**Description of the task**
Below is a listing to transcribe in full and exactly; keep the pictures out.
[BEGIN The records]
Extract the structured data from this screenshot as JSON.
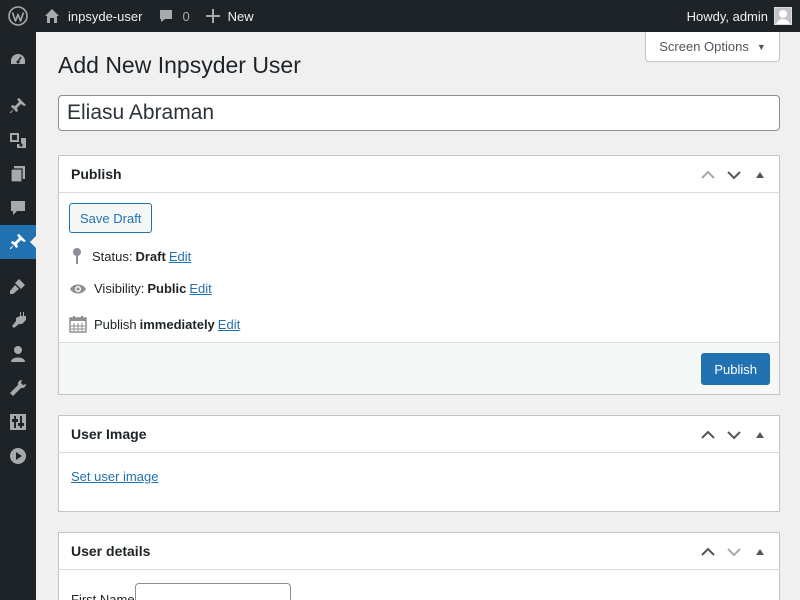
{
  "admin_bar": {
    "site_name": "inpsyde-user",
    "comments_count": "0",
    "new_label": "New",
    "greeting": "Howdy, admin"
  },
  "screen_options": {
    "label": "Screen Options"
  },
  "page": {
    "title": "Add New Inpsyder User",
    "title_value": "Eliasu Abraman"
  },
  "publish_box": {
    "heading": "Publish",
    "save_draft": "Save Draft",
    "status_label": "Status:",
    "status_value": "Draft",
    "visibility_label": "Visibility:",
    "visibility_value": "Public",
    "publish_label": "Publish",
    "publish_value": "immediately",
    "edit": "Edit",
    "publish_button": "Publish"
  },
  "user_image_box": {
    "heading": "User Image",
    "set_image_link": "Set user image"
  },
  "user_details_box": {
    "heading": "User details",
    "first_name_label": "First Name",
    "first_name_value": ""
  },
  "icons": {
    "menu": [
      "dashboard-icon",
      "posts-icon",
      "media-icon",
      "pages-icon",
      "comments-icon",
      "custom-post-icon",
      "appearance-icon",
      "plugins-icon",
      "users-icon",
      "tools-icon",
      "settings-icon",
      "video-icon"
    ]
  },
  "colors": {
    "accent": "#2271b1",
    "admin_bar": "#1d2327",
    "background": "#f0f0f1"
  }
}
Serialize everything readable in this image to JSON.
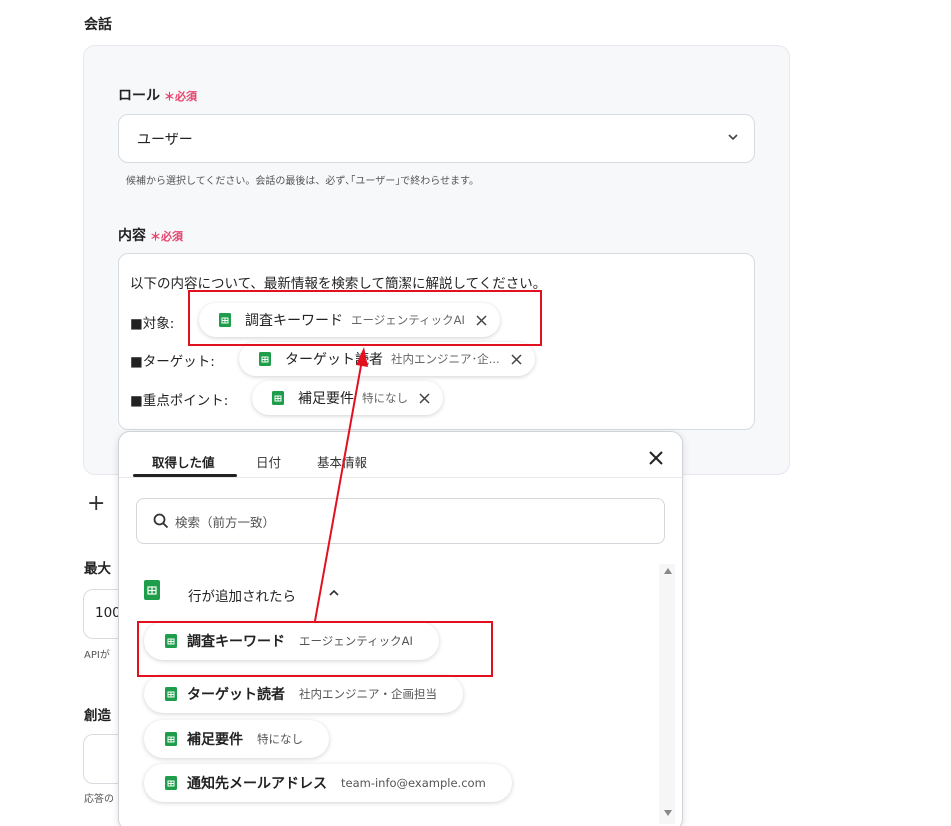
{
  "section": {
    "title": "会話"
  },
  "role": {
    "label": "ロール",
    "required": "＊必須",
    "value": "ユーザー",
    "help": "候補から選択してください。会話の最後は、必ず､｢ユーザー｣で終わらせます。"
  },
  "content": {
    "label": "内容",
    "required": "＊必須",
    "line1": "以下の内容について、最新情報を検索して簡潔に解説してください。",
    "rows": [
      {
        "prefix": "■対象:",
        "chip_name": "調査キーワード",
        "chip_value": "エージェンティックAI"
      },
      {
        "prefix": "■ターゲット:",
        "chip_name": "ターゲット読者",
        "chip_value": "社内エンジニア･企..."
      },
      {
        "prefix": "■重点ポイント:",
        "chip_name": "補足要件",
        "chip_value": "特になし"
      }
    ]
  },
  "add_button": {
    "label": "+"
  },
  "truncated": {
    "max_label": "最大",
    "max_value": "100",
    "api_help": "APIが",
    "creative_label": "創造",
    "response_help": "応答の"
  },
  "popup": {
    "tabs": [
      {
        "label": "取得した値",
        "active": true
      },
      {
        "label": "日付",
        "active": false
      },
      {
        "label": "基本情報",
        "active": false
      }
    ],
    "search_placeholder": "検索（前方一致）",
    "group_title": "行が追加されたら",
    "items": [
      {
        "name": "調査キーワード",
        "value": "エージェンティックAI"
      },
      {
        "name": "ターゲット読者",
        "value": "社内エンジニア・企画担当"
      },
      {
        "name": "補足要件",
        "value": "特になし"
      },
      {
        "name": "通知先メールアドレス",
        "value": "team-info@example.com"
      }
    ]
  },
  "colors": {
    "sheets_green": "#1e9e4a",
    "required_pink": "#e5446d",
    "annotation_red": "#e3101f"
  },
  "icons": [
    "sheets-icon",
    "chevron-down-icon",
    "chevron-up-icon",
    "close-icon",
    "search-icon",
    "plus-icon"
  ]
}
[END The records]
**Written response**
Extract the structured data from this screenshot as JSON.
{
  "admin_bar": {
    "site_name": "inpsyde-user",
    "comments_count": "0",
    "new_label": "New",
    "greeting": "Howdy, admin"
  },
  "screen_options": {
    "label": "Screen Options"
  },
  "page": {
    "title": "Add New Inpsyder User",
    "title_value": "Eliasu Abraman"
  },
  "publish_box": {
    "heading": "Publish",
    "save_draft": "Save Draft",
    "status_label": "Status:",
    "status_value": "Draft",
    "visibility_label": "Visibility:",
    "visibility_value": "Public",
    "publish_label": "Publish",
    "publish_value": "immediately",
    "edit": "Edit",
    "publish_button": "Publish"
  },
  "user_image_box": {
    "heading": "User Image",
    "set_image_link": "Set user image"
  },
  "user_details_box": {
    "heading": "User details",
    "first_name_label": "First Name",
    "first_name_value": ""
  },
  "icons": {
    "menu": [
      "dashboard-icon",
      "posts-icon",
      "media-icon",
      "pages-icon",
      "comments-icon",
      "custom-post-icon",
      "appearance-icon",
      "plugins-icon",
      "users-icon",
      "tools-icon",
      "settings-icon",
      "video-icon"
    ]
  },
  "colors": {
    "accent": "#2271b1",
    "admin_bar": "#1d2327",
    "background": "#f0f0f1"
  }
}
Serialize everything readable in this image to JSON.
{
  "section": {
    "title": "会話"
  },
  "role": {
    "label": "ロール",
    "required": "＊必須",
    "value": "ユーザー",
    "help": "候補から選択してください。会話の最後は、必ず､｢ユーザー｣で終わらせます。"
  },
  "content": {
    "label": "内容",
    "required": "＊必須",
    "line1": "以下の内容について、最新情報を検索して簡潔に解説してください。",
    "rows": [
      {
        "prefix": "■対象:",
        "chip_name": "調査キーワード",
        "chip_value": "エージェンティックAI"
      },
      {
        "prefix": "■ターゲット:",
        "chip_name": "ターゲット読者",
        "chip_value": "社内エンジニア･企..."
      },
      {
        "prefix": "■重点ポイント:",
        "chip_name": "補足要件",
        "chip_value": "特になし"
      }
    ]
  },
  "add_button": {
    "label": "+"
  },
  "truncated": {
    "max_label": "最大",
    "max_value": "100",
    "api_help": "APIが",
    "creative_label": "創造",
    "response_help": "応答の"
  },
  "popup": {
    "tabs": [
      {
        "label": "取得した値",
        "active": true
      },
      {
        "label": "日付",
        "active": false
      },
      {
        "label": "基本情報",
        "active": false
      }
    ],
    "search_placeholder": "検索（前方一致）",
    "group_title": "行が追加されたら",
    "items": [
      {
        "name": "調査キーワード",
        "value": "エージェンティックAI"
      },
      {
        "name": "ターゲット読者",
        "value": "社内エンジニア・企画担当"
      },
      {
        "name": "補足要件",
        "value": "特になし"
      },
      {
        "name": "通知先メールアドレス",
        "value": "team-info@example.com"
      }
    ]
  },
  "colors": {
    "sheets_green": "#1e9e4a",
    "required_pink": "#e5446d",
    "annotation_red": "#e3101f"
  },
  "icons": [
    "sheets-icon",
    "chevron-down-icon",
    "chevron-up-icon",
    "close-icon",
    "search-icon",
    "plus-icon"
  ]
}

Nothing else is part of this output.